* _THE EXERCISE_: Make an exact copy of each entry, leaving out every picture.

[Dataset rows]
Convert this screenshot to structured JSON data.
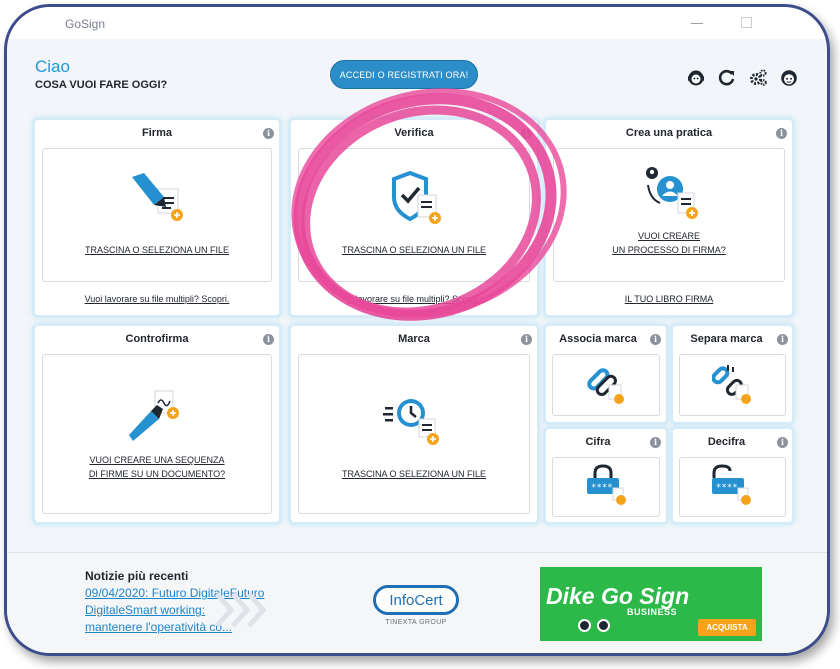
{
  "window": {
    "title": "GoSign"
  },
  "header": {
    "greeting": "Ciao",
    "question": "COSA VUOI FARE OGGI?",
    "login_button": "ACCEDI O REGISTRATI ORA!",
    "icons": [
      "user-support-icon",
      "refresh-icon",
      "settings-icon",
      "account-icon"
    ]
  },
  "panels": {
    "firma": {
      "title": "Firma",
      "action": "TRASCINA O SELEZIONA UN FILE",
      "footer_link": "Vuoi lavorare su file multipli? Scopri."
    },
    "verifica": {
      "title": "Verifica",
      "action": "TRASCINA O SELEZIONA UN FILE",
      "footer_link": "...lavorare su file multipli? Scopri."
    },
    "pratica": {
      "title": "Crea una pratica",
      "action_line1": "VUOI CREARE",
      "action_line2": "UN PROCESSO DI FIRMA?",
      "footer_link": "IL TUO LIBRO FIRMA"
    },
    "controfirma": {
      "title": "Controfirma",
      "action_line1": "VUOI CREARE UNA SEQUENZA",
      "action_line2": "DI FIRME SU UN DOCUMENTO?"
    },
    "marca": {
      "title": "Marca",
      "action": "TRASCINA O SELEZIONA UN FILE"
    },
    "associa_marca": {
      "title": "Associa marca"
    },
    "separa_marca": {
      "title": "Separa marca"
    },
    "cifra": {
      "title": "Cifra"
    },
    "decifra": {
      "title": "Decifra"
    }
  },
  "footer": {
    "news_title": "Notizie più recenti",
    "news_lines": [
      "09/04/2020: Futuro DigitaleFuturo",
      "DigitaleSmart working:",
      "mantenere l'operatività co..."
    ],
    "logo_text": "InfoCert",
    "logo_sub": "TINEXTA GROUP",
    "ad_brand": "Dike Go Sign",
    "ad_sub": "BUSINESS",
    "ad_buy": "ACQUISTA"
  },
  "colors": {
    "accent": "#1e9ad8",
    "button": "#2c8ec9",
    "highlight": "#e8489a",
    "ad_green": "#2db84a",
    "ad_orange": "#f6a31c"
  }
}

* _RESPONSE TO THE TASK_:
Convert this screenshot to structured JSON data.
{
  "window": {
    "title": "GoSign"
  },
  "header": {
    "greeting": "Ciao",
    "question": "COSA VUOI FARE OGGI?",
    "login_button": "ACCEDI O REGISTRATI ORA!",
    "icons": [
      "user-support-icon",
      "refresh-icon",
      "settings-icon",
      "account-icon"
    ]
  },
  "panels": {
    "firma": {
      "title": "Firma",
      "action": "TRASCINA O SELEZIONA UN FILE",
      "footer_link": "Vuoi lavorare su file multipli? Scopri."
    },
    "verifica": {
      "title": "Verifica",
      "action": "TRASCINA O SELEZIONA UN FILE",
      "footer_link": "...lavorare su file multipli? Scopri."
    },
    "pratica": {
      "title": "Crea una pratica",
      "action_line1": "VUOI CREARE",
      "action_line2": "UN PROCESSO DI FIRMA?",
      "footer_link": "IL TUO LIBRO FIRMA"
    },
    "controfirma": {
      "title": "Controfirma",
      "action_line1": "VUOI CREARE UNA SEQUENZA",
      "action_line2": "DI FIRME SU UN DOCUMENTO?"
    },
    "marca": {
      "title": "Marca",
      "action": "TRASCINA O SELEZIONA UN FILE"
    },
    "associa_marca": {
      "title": "Associa marca"
    },
    "separa_marca": {
      "title": "Separa marca"
    },
    "cifra": {
      "title": "Cifra"
    },
    "decifra": {
      "title": "Decifra"
    }
  },
  "footer": {
    "news_title": "Notizie più recenti",
    "news_lines": [
      "09/04/2020: Futuro DigitaleFuturo",
      "DigitaleSmart working:",
      "mantenere l'operatività co..."
    ],
    "logo_text": "InfoCert",
    "logo_sub": "TINEXTA GROUP",
    "ad_brand": "Dike Go Sign",
    "ad_sub": "BUSINESS",
    "ad_buy": "ACQUISTA"
  },
  "colors": {
    "accent": "#1e9ad8",
    "button": "#2c8ec9",
    "highlight": "#e8489a",
    "ad_green": "#2db84a",
    "ad_orange": "#f6a31c"
  }
}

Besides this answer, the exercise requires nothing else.